GIVEN TASK:
Using the data beneath, show every line that includes the word "JSON".

** Begin INFORMATION SHOWN **

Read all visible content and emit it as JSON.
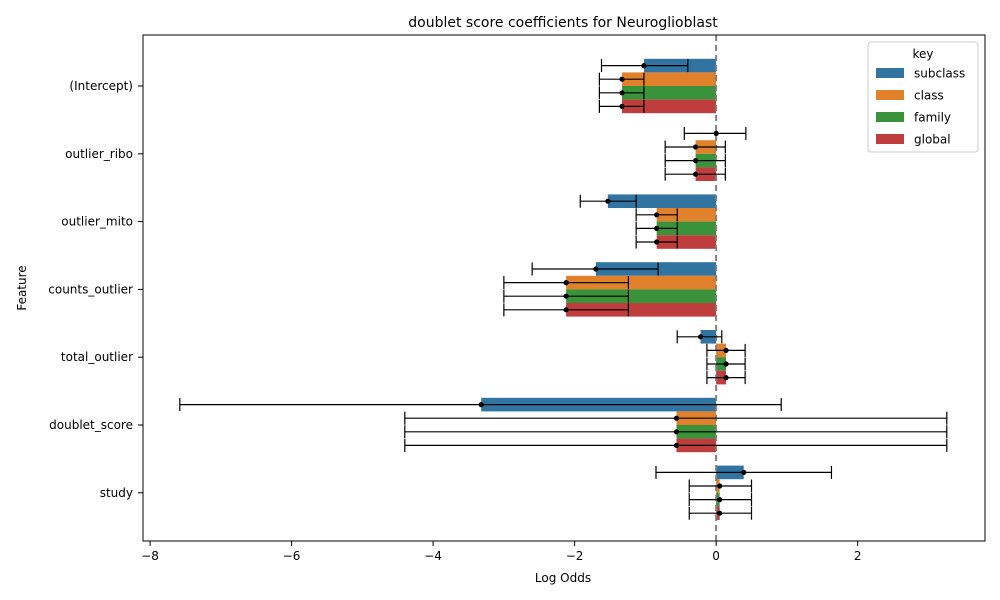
{
  "chart_data": {
    "type": "bar",
    "orientation": "horizontal",
    "title": "doublet score coefficients for Neuroglioblast",
    "xlabel": "Log Odds",
    "ylabel": "Feature",
    "xlim": [
      -8.1,
      3.8
    ],
    "xticks": [
      -8,
      -6,
      -4,
      -2,
      0,
      2
    ],
    "reference_line": 0,
    "categories": [
      "(Intercept)",
      "outlier_ribo",
      "outlier_mito",
      "counts_outlier",
      "total_outlier",
      "doublet_score",
      "study"
    ],
    "legend": {
      "title": "key",
      "placement": "top-right"
    },
    "series": [
      {
        "name": "subclass",
        "color": "#3274a1",
        "values": [
          -1.02,
          0.0,
          -1.53,
          -1.7,
          -0.22,
          -3.32,
          0.39
        ],
        "err_low": [
          -1.62,
          -0.45,
          -1.92,
          -2.6,
          -0.55,
          -7.58,
          -0.85
        ],
        "err_high": [
          -0.4,
          0.42,
          -1.13,
          -0.82,
          0.08,
          0.92,
          1.63
        ]
      },
      {
        "name": "class",
        "color": "#e1812c",
        "values": [
          -1.33,
          -0.29,
          -0.84,
          -2.12,
          0.14,
          -0.56,
          0.05
        ],
        "err_low": [
          -1.65,
          -0.72,
          -1.13,
          -3.0,
          -0.13,
          -4.4,
          -0.38
        ],
        "err_high": [
          -1.02,
          0.13,
          -0.55,
          -1.24,
          0.41,
          3.26,
          0.5
        ]
      },
      {
        "name": "family",
        "color": "#3a923a",
        "values": [
          -1.33,
          -0.29,
          -0.84,
          -2.12,
          0.14,
          -0.56,
          0.05
        ],
        "err_low": [
          -1.65,
          -0.72,
          -1.13,
          -3.0,
          -0.13,
          -4.4,
          -0.38
        ],
        "err_high": [
          -1.02,
          0.13,
          -0.55,
          -1.24,
          0.41,
          3.26,
          0.5
        ]
      },
      {
        "name": "global",
        "color": "#c03d3e",
        "values": [
          -1.33,
          -0.29,
          -0.84,
          -2.12,
          0.14,
          -0.56,
          0.05
        ],
        "err_low": [
          -1.65,
          -0.72,
          -1.13,
          -3.0,
          -0.13,
          -4.4,
          -0.38
        ],
        "err_high": [
          -1.02,
          0.13,
          -0.55,
          -1.24,
          0.41,
          3.26,
          0.5
        ]
      }
    ]
  }
}
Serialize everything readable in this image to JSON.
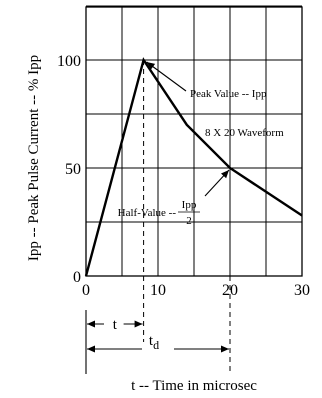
{
  "chart_data": {
    "type": "line",
    "xlabel": "t -- Time in microsec",
    "ylabel": "Ipp -- Peak Pulse Current -- % Ipp",
    "xlim": [
      0,
      30
    ],
    "ylim": [
      0,
      125
    ],
    "grid": true,
    "x_ticks": [
      "0",
      "10",
      "20",
      "30"
    ],
    "y_ticks": [
      "0",
      "50",
      "100"
    ],
    "series": [
      {
        "x": [
          0,
          8,
          14,
          20,
          30
        ],
        "y": [
          0,
          100,
          70,
          50,
          28
        ]
      }
    ],
    "annotations": {
      "peak": {
        "label": "Peak Value -- Ipp",
        "x": 8,
        "y": 100
      },
      "waveform": {
        "label": "8 X 20 Waveform"
      },
      "half_value": {
        "label": "Half-Value --",
        "fraction_numerator": "Ipp",
        "fraction_denominator": "2",
        "x": 20,
        "y": 50
      }
    },
    "dimensions": {
      "rise_time": {
        "label": "t",
        "from": 0,
        "to": 8
      },
      "decay_time": {
        "label": "t",
        "subscript": "d",
        "from": 0,
        "to": 20
      }
    }
  },
  "colors": {
    "line": "#000000",
    "grid": "#000000",
    "background": "#ffffff"
  }
}
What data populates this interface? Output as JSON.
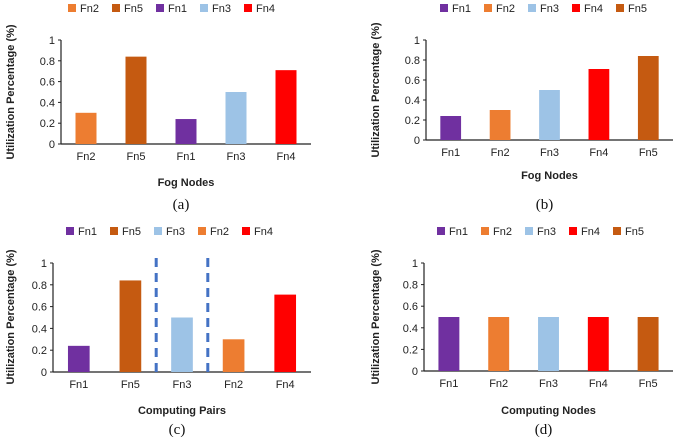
{
  "colors": {
    "Fn1": "#7030A0",
    "Fn2": "#ED7D31",
    "Fn3": "#9DC3E6",
    "Fn4": "#FF0000",
    "Fn5": "#C55A11",
    "separator": "#4472C4",
    "axis": "#222222",
    "grid": "#D9D9D9"
  },
  "chart_data": [
    {
      "type": "bar",
      "panel_label": "(a)",
      "categories": [
        "Fn2",
        "Fn5",
        "Fn1",
        "Fn3",
        "Fn4"
      ],
      "values": [
        0.3,
        0.84,
        0.24,
        0.5,
        0.71
      ],
      "legend": [
        "Fn2",
        "Fn5",
        "Fn1",
        "Fn3",
        "Fn4"
      ],
      "xlabel": "Fog Nodes",
      "ylabel": "Utilization Percentage (%)",
      "ylim": [
        0,
        1
      ],
      "yticks": [
        "0",
        "0.2",
        "0.4",
        "0.6",
        "0.8",
        "1"
      ],
      "separators_after": []
    },
    {
      "type": "bar",
      "panel_label": "(b)",
      "categories": [
        "Fn1",
        "Fn2",
        "Fn3",
        "Fn4",
        "Fn5"
      ],
      "values": [
        0.24,
        0.3,
        0.5,
        0.71,
        0.84
      ],
      "legend": [
        "Fn1",
        "Fn2",
        "Fn3",
        "Fn4",
        "Fn5"
      ],
      "xlabel": "Fog Nodes",
      "ylabel": "Utilization Percentage (%)",
      "ylim": [
        0,
        1
      ],
      "yticks": [
        "0",
        "0.2",
        "0.4",
        "0.6",
        "0.8",
        "1"
      ],
      "separators_after": []
    },
    {
      "type": "bar",
      "panel_label": "(c)",
      "categories": [
        "Fn1",
        "Fn5",
        "Fn3",
        "Fn2",
        "Fn4"
      ],
      "values": [
        0.24,
        0.84,
        0.5,
        0.3,
        0.71
      ],
      "legend": [
        "Fn1",
        "Fn5",
        "Fn3",
        "Fn2",
        "Fn4"
      ],
      "xlabel": "Computing Pairs",
      "ylabel": "Utilization Percentage (%)",
      "ylim": [
        0,
        1
      ],
      "yticks": [
        "0",
        "0.2",
        "0.4",
        "0.6",
        "0.8",
        "1"
      ],
      "separators_after": [
        1,
        2
      ]
    },
    {
      "type": "bar",
      "panel_label": "(d)",
      "categories": [
        "Fn1",
        "Fn2",
        "Fn3",
        "Fn4",
        "Fn5"
      ],
      "values": [
        0.5,
        0.5,
        0.5,
        0.5,
        0.5
      ],
      "legend": [
        "Fn1",
        "Fn2",
        "Fn3",
        "Fn4",
        "Fn5"
      ],
      "xlabel": "Computing Nodes",
      "ylabel": "Utilization Percentage (%)",
      "ylim": [
        0,
        1
      ],
      "yticks": [
        "0",
        "0.2",
        "0.4",
        "0.6",
        "0.8",
        "1"
      ],
      "separators_after": []
    }
  ]
}
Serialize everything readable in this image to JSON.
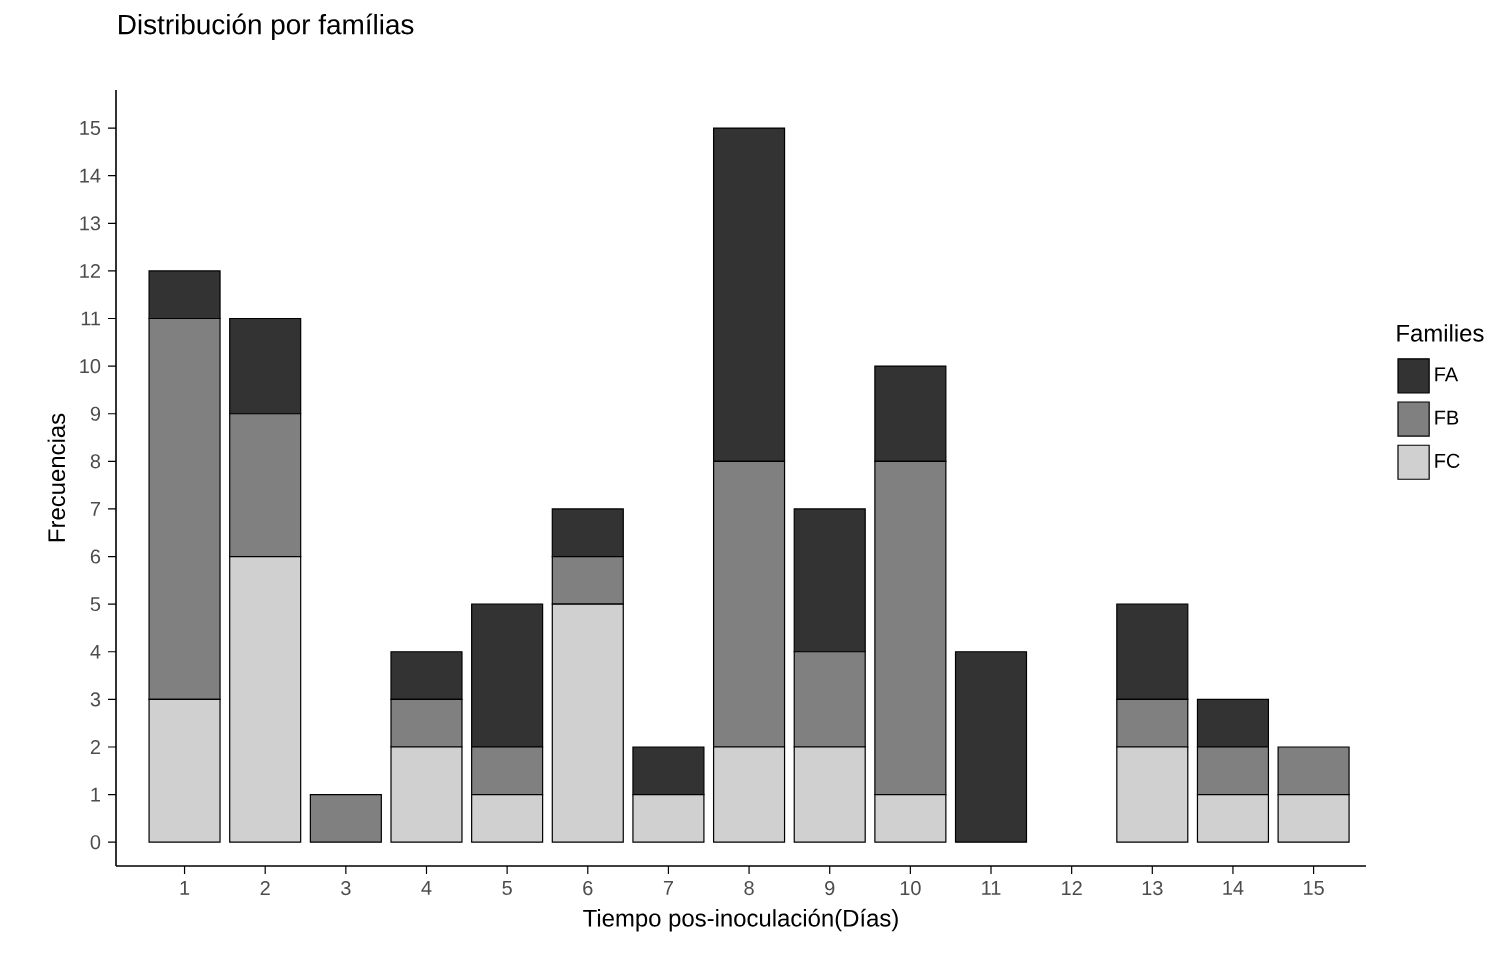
{
  "chart_data": {
    "type": "bar",
    "stacked": true,
    "title": "Distribución por famílias",
    "xlabel": "Tiempo pos-inoculación(Días)",
    "ylabel": "Frecuencias",
    "legend_title": "Families",
    "legend": "right",
    "grid": false,
    "categories": [
      "1",
      "2",
      "3",
      "4",
      "5",
      "6",
      "7",
      "8",
      "9",
      "10",
      "11",
      "12",
      "13",
      "14",
      "15"
    ],
    "ylim": [
      -0.5,
      15.8
    ],
    "yticks": [
      0,
      1,
      2,
      3,
      4,
      5,
      6,
      7,
      8,
      9,
      10,
      11,
      12,
      13,
      14,
      15
    ],
    "series": [
      {
        "name": "FC",
        "color": "#d0d0d0",
        "values": [
          3,
          6,
          0,
          2,
          1,
          5,
          1,
          2,
          2,
          1,
          0,
          0,
          2,
          1,
          1
        ]
      },
      {
        "name": "FB",
        "color": "#808080",
        "values": [
          8,
          3,
          1,
          1,
          1,
          1,
          0,
          6,
          2,
          7,
          0,
          0,
          1,
          1,
          1
        ]
      },
      {
        "name": "FA",
        "color": "#333333",
        "values": [
          1,
          2,
          0,
          1,
          3,
          1,
          1,
          7,
          3,
          2,
          4,
          0,
          2,
          1,
          0
        ]
      }
    ]
  }
}
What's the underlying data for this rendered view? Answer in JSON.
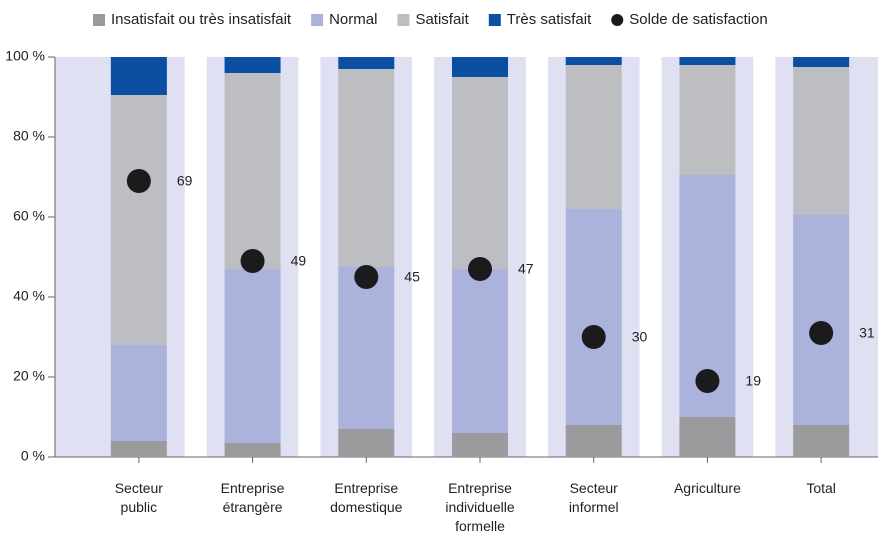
{
  "chart_data": {
    "type": "bar",
    "stacked": true,
    "categories": [
      [
        "Secteur",
        "public"
      ],
      [
        "Entreprise",
        "étrangère"
      ],
      [
        "Entreprise",
        "domestique"
      ],
      [
        "Entreprise",
        "individuelle",
        "formelle"
      ],
      [
        "Secteur",
        "informel"
      ],
      [
        "Agriculture"
      ],
      [
        "Total"
      ]
    ],
    "series": [
      {
        "name": "Insatisfait ou très insatisfait",
        "color": "#9b9b9d",
        "values": [
          4,
          3.5,
          7,
          6,
          8,
          10,
          8
        ]
      },
      {
        "name": "Normal",
        "color": "#abb3dc",
        "values": [
          24,
          43.5,
          40.5,
          41,
          54,
          60.5,
          52.5
        ]
      },
      {
        "name": "Satisfait",
        "color": "#bdbec1",
        "values": [
          62.5,
          49,
          49.5,
          48,
          36,
          27.5,
          37
        ]
      },
      {
        "name": "Très satisfait",
        "color": "#0b4ea2",
        "values": [
          9.5,
          4,
          3,
          5,
          2,
          2,
          2.5
        ]
      }
    ],
    "points": {
      "type": "scatter",
      "name": "Solde de satisfaction",
      "color": "#1b1b1d",
      "values": [
        69,
        49,
        45,
        47,
        30,
        19,
        31
      ]
    },
    "ylim": [
      0,
      100
    ],
    "yticks": [
      {
        "value": 0,
        "label": "0 %"
      },
      {
        "value": 20,
        "label": "20 %"
      },
      {
        "value": 40,
        "label": "40 %"
      },
      {
        "value": 60,
        "label": "60 %"
      },
      {
        "value": 80,
        "label": "80 %"
      },
      {
        "value": 100,
        "label": "100 %"
      }
    ],
    "legend": "top"
  }
}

** End INFORMATION SHOWN **

FINISHED ANSWER:
Read all visible content and emit it as JSON.
Serialize everything readable in this image to JSON.
What data populates this interface? Output as JSON.
Serialize everything readable in this image to JSON.
What's the underlying data for this rendered view? Answer in JSON.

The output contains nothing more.